DIRECTION
Render every one of the entries below as a Markdown table with two columns, Row and Entry line. Put a row number in the first column and the line itself in the second, and leave out any blank lines.

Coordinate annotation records
************

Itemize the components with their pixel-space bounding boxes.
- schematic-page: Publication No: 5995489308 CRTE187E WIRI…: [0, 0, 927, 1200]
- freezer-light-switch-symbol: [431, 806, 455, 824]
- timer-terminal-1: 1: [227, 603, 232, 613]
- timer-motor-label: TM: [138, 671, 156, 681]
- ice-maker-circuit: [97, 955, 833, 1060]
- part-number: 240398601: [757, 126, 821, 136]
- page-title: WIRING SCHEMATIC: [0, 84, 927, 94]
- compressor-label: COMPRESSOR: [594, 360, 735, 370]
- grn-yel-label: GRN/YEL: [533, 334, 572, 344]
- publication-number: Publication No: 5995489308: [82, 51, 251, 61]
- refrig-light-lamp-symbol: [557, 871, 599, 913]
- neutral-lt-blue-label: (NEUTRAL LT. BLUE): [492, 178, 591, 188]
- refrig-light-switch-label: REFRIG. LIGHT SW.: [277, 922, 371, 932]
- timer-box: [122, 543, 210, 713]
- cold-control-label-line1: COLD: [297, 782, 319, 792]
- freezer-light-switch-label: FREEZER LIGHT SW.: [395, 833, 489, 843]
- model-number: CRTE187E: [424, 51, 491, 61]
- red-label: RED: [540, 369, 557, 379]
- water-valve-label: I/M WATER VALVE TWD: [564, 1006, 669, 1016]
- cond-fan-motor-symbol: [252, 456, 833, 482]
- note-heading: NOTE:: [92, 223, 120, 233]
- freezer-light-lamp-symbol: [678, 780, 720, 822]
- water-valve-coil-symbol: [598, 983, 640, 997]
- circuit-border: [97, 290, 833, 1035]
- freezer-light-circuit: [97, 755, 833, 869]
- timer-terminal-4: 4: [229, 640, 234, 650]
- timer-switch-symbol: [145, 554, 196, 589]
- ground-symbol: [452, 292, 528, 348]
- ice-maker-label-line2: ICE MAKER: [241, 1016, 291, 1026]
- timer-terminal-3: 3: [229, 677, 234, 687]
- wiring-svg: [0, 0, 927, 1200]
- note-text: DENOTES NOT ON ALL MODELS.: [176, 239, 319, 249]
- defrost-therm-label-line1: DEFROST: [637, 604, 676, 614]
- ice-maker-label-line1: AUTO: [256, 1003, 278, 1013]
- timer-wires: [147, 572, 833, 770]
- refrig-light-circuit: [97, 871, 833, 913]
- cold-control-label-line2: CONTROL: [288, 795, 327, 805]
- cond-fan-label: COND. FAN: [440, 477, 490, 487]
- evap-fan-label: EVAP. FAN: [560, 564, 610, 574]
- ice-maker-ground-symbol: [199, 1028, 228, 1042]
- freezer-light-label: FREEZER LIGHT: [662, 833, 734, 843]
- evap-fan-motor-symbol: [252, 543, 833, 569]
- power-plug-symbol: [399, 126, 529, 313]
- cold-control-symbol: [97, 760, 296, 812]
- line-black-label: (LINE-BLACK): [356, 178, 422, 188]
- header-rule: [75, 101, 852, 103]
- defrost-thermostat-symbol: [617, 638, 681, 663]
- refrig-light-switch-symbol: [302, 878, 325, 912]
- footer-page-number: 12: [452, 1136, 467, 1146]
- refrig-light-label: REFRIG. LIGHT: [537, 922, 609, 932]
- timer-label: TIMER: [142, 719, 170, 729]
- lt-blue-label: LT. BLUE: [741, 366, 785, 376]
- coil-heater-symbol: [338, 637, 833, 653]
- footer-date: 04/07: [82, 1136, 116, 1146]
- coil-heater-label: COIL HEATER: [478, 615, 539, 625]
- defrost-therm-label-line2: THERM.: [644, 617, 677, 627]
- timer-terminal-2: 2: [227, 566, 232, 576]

************

EXERCISE ANSWER
| Row | Entry line |
|---|---|
| 1 | Itemize the components with their pixel-space bounding boxes. |
| 2 | - schematic-page: Publication No: 5995489308 CRTE187E WIRI…: [0, 0, 927, 1200] |
| 3 | - freezer-light-switch-symbol: [431, 806, 455, 824] |
| 4 | - timer-terminal-1: 1: [227, 603, 232, 613] |
| 5 | - timer-motor-label: TM: [138, 671, 156, 681] |
| 6 | - ice-maker-circuit: [97, 955, 833, 1060] |
| 7 | - part-number: 240398601: [757, 126, 821, 136] |
| 8 | - page-title: WIRING SCHEMATIC: [0, 84, 927, 94] |
| 9 | - compressor-label: COMPRESSOR: [594, 360, 735, 370] |
| 10 | - grn-yel-label: GRN/YEL: [533, 334, 572, 344] |
| 11 | - publication-number: Publication No: 5995489308: [82, 51, 251, 61] |
| 12 | - refrig-light-lamp-symbol: [557, 871, 599, 913] |
| 13 | - neutral-lt-blue-label: (NEUTRAL LT. BLUE): [492, 178, 591, 188] |
| 14 | - refrig-light-switch-label: REFRIG. LIGHT SW.: [277, 922, 371, 932] |
| 15 | - timer-box: [122, 543, 210, 713] |
| 16 | - cold-control-label-line1: COLD: [297, 782, 319, 792] |
| 17 | - freezer-light-switch-label: FREEZER LIGHT SW.: [395, 833, 489, 843] |
| 18 | - model-number: CRTE187E: [424, 51, 491, 61] |
| 19 | - red-label: RED: [540, 369, 557, 379] |
| 20 | - water-valve-label: I/M WATER VALVE TWD: [564, 1006, 669, 1016] |
| 21 | - cond-fan-motor-symbol: [252, 456, 833, 482] |
| 22 | - note-heading: NOTE:: [92, 223, 120, 233] |
| 23 | - freezer-light-lamp-symbol: [678, 780, 720, 822] |
| 24 | - water-valve-coil-symbol: [598, 983, 640, 997] |
| 25 | - circuit-border: [97, 290, 833, 1035] |
| 26 | - freezer-light-circuit: [97, 755, 833, 869] |
| 27 | - timer-terminal-4: 4: [229, 640, 234, 650] |
| 28 | - timer-switch-symbol: [145, 554, 196, 589] |
| 29 | - ground-symbol: [452, 292, 528, 348] |
| 30 | - ice-maker-label-line2: ICE MAKER: [241, 1016, 291, 1026] |
| 31 | - timer-terminal-3: 3: [229, 677, 234, 687] |
| 32 | - wiring-svg: [0, 0, 927, 1200] |
| 33 | - note-text: DENOTES NOT ON ALL MODELS.: [176, 239, 319, 249] |
| 34 | - defrost-therm-label-line1: DEFROST: [637, 604, 676, 614] |
| 35 | - ice-maker-label-line1: AUTO: [256, 1003, 278, 1013] |
| 36 | - timer-wires: [147, 572, 833, 770] |
| 37 | - refrig-light-circuit: [97, 871, 833, 913] |
| 38 | - cold-control-label-line2: CONTROL: [288, 795, 327, 805] |
| 39 | - cond-fan-label: COND. FAN: [440, 477, 490, 487] |
| 40 | - evap-fan-label: EVAP. FAN: [560, 564, 610, 574] |
| 41 | - ice-maker-ground-symbol: [199, 1028, 228, 1042] |
| 42 | - freezer-light-label: FREEZER LIGHT: [662, 833, 734, 843] |
| 43 | - evap-fan-motor-symbol: [252, 543, 833, 569] |
| 44 | - power-plug-symbol: [399, 126, 529, 313] |
| 45 | - cold-control-symbol: [97, 760, 296, 812] |
| 46 | - line-black-label: (LINE-BLACK): [356, 178, 422, 188] |
| 47 | - header-rule: [75, 101, 852, 103] |
| 48 | - defrost-thermostat-symbol: [617, 638, 681, 663] |
| 49 | - refrig-light-switch-symbol: [302, 878, 325, 912] |
| 50 | - footer-page-number: 12: [452, 1136, 467, 1146] |
| 51 | - refrig-light-label: REFRIG. LIGHT: [537, 922, 609, 932] |
| 52 | - timer-label: TIMER: [142, 719, 170, 729] |
| 53 | - lt-blue-label: LT. BLUE: [741, 366, 785, 376] |
| 54 | - coil-heater-symbol: [338, 637, 833, 653] |
| 55 | - footer-date: 04/07: [82, 1136, 116, 1146] |
| 56 | - coil-heater-label: COIL HEATER: [478, 615, 539, 625] |
| 57 | - defrost-therm-label-line2: THERM.: [644, 617, 677, 627] |
| 58 | - timer-terminal-2: 2: [227, 566, 232, 576] |